• WHAT TO DO:
Copy out all lines with the word "Category" in them.

• SOURCE DATA:
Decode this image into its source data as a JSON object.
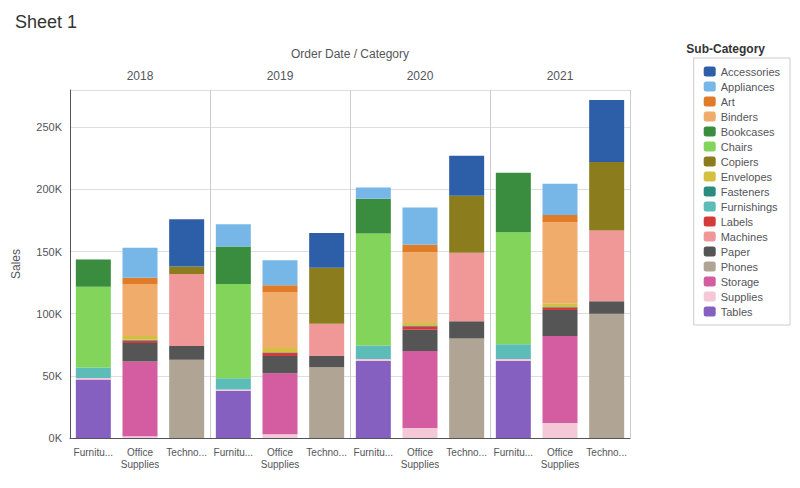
{
  "chart_data": {
    "type": "bar",
    "title": "Sheet 1",
    "xlabel": "Order Date / Category",
    "ylabel": "Sales",
    "group_labels": [
      "2018",
      "2019",
      "2020",
      "2021"
    ],
    "categories": [
      "Furnitu...",
      "Office\nSupplies",
      "Techno...",
      "Furnitu...",
      "Office\nSupplies",
      "Techno...",
      "Furnitu...",
      "Office\nSupplies",
      "Techno...",
      "Furnitu...",
      "Office\nSupplies",
      "Techno..."
    ],
    "stacked": true,
    "grid": true,
    "legend": "upper right",
    "legend_title": "Sub-Category",
    "ylim": [
      0,
      280000
    ],
    "yticks": [
      {
        "value": 0,
        "label": "0K"
      },
      {
        "value": 50000,
        "label": "50K"
      },
      {
        "value": 100000,
        "label": "100K"
      },
      {
        "value": 150000,
        "label": "150K"
      },
      {
        "value": 200000,
        "label": "200K"
      },
      {
        "value": 250000,
        "label": "250K"
      }
    ],
    "series": [
      {
        "name": "Tables",
        "color": "#8660c0",
        "values": [
          47000,
          0,
          0,
          38000,
          0,
          0,
          62000,
          0,
          0,
          62000,
          0,
          0
        ]
      },
      {
        "name": "Supplies",
        "color": "#f5c8d8",
        "values": [
          1200,
          1500,
          0,
          1000,
          3000,
          0,
          1500,
          8000,
          0,
          1500,
          12000,
          0
        ]
      },
      {
        "name": "Storage",
        "color": "#d45ca0",
        "values": [
          0,
          60000,
          0,
          0,
          49000,
          0,
          0,
          62000,
          0,
          0,
          70000,
          0
        ]
      },
      {
        "name": "Phones",
        "color": "#b0a494",
        "values": [
          0,
          0,
          63000,
          0,
          0,
          57000,
          0,
          0,
          80000,
          0,
          0,
          100000
        ]
      },
      {
        "name": "Paper",
        "color": "#555555",
        "values": [
          0,
          15000,
          11000,
          0,
          14000,
          9000,
          0,
          17000,
          14000,
          0,
          21000,
          10000
        ]
      },
      {
        "name": "Machines",
        "color": "#f09898",
        "values": [
          0,
          0,
          58000,
          0,
          0,
          26000,
          0,
          0,
          55000,
          0,
          0,
          57000
        ]
      },
      {
        "name": "Labels",
        "color": "#d43a3a",
        "values": [
          0,
          2000,
          0,
          0,
          2500,
          0,
          0,
          3000,
          0,
          0,
          2000,
          0
        ]
      },
      {
        "name": "Furnishings",
        "color": "#5bbcb8",
        "values": [
          8500,
          0,
          0,
          9000,
          0,
          0,
          11000,
          0,
          0,
          12000,
          0,
          0
        ]
      },
      {
        "name": "Fasteners",
        "color": "#2a8c7e",
        "values": [
          0,
          500,
          0,
          0,
          500,
          0,
          0,
          500,
          0,
          0,
          500,
          0
        ]
      },
      {
        "name": "Envelopes",
        "color": "#d4c040",
        "values": [
          0,
          3000,
          0,
          0,
          3500,
          0,
          0,
          2000,
          0,
          0,
          3000,
          0
        ]
      },
      {
        "name": "Copiers",
        "color": "#8b7d1e",
        "values": [
          0,
          0,
          6000,
          0,
          0,
          45000,
          0,
          0,
          46000,
          0,
          0,
          55000
        ]
      },
      {
        "name": "Chairs",
        "color": "#82d45a",
        "values": [
          65000,
          0,
          0,
          76000,
          0,
          0,
          90000,
          0,
          0,
          90000,
          0,
          0
        ]
      },
      {
        "name": "Bookcases",
        "color": "#3a8c3f",
        "values": [
          22000,
          0,
          0,
          30000,
          0,
          0,
          28000,
          0,
          0,
          48000,
          0,
          0
        ]
      },
      {
        "name": "Binders",
        "color": "#f0ac6a",
        "values": [
          0,
          42000,
          0,
          0,
          45000,
          0,
          0,
          57000,
          0,
          0,
          65000,
          0
        ]
      },
      {
        "name": "Art",
        "color": "#e07b28",
        "values": [
          0,
          5000,
          0,
          0,
          5500,
          0,
          0,
          6000,
          0,
          0,
          6000,
          0
        ]
      },
      {
        "name": "Appliances",
        "color": "#76b7e8",
        "values": [
          0,
          24000,
          0,
          18000,
          20000,
          0,
          9000,
          30000,
          0,
          0,
          25000,
          0
        ]
      },
      {
        "name": "Accessories",
        "color": "#2d5fa8",
        "values": [
          0,
          0,
          38000,
          0,
          0,
          28000,
          0,
          0,
          32000,
          0,
          0,
          50000
        ]
      }
    ]
  }
}
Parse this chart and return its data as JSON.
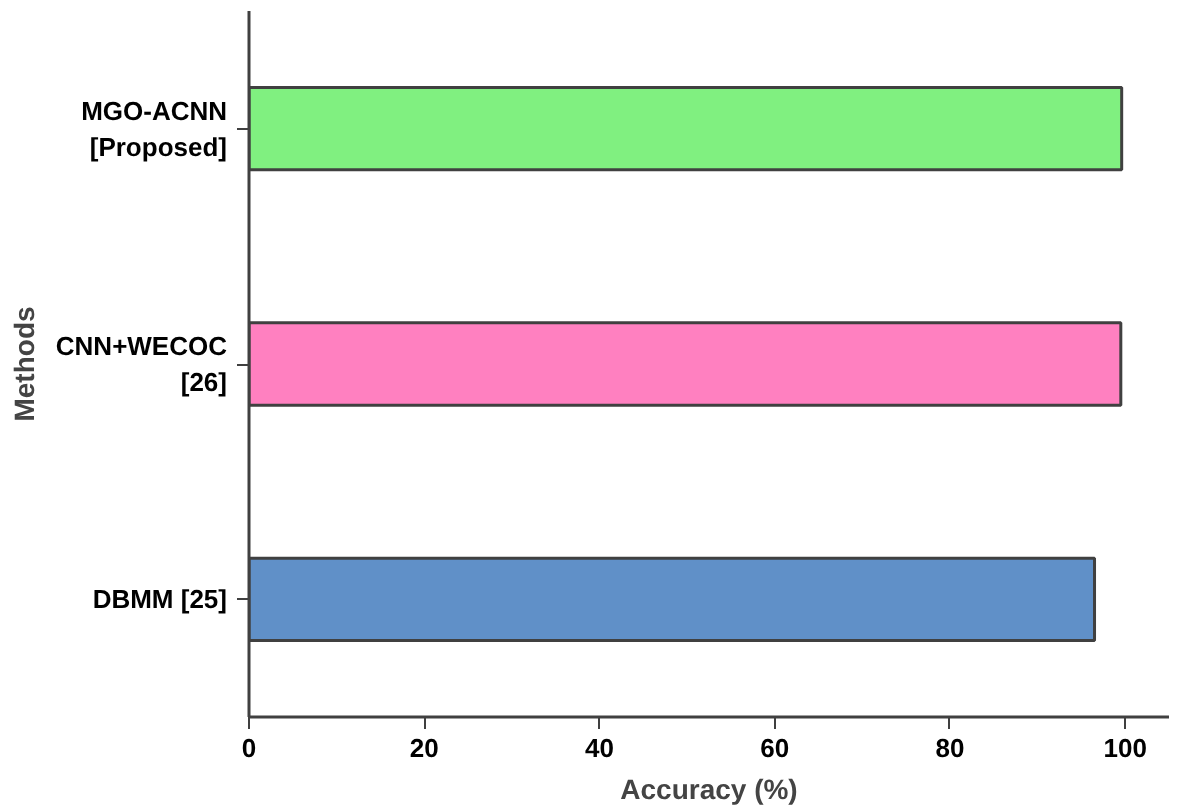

• SOLUTION TO THIS TASK:
    "xlabel": "Order Date / Category",
    "legend_title": "Sub-Category",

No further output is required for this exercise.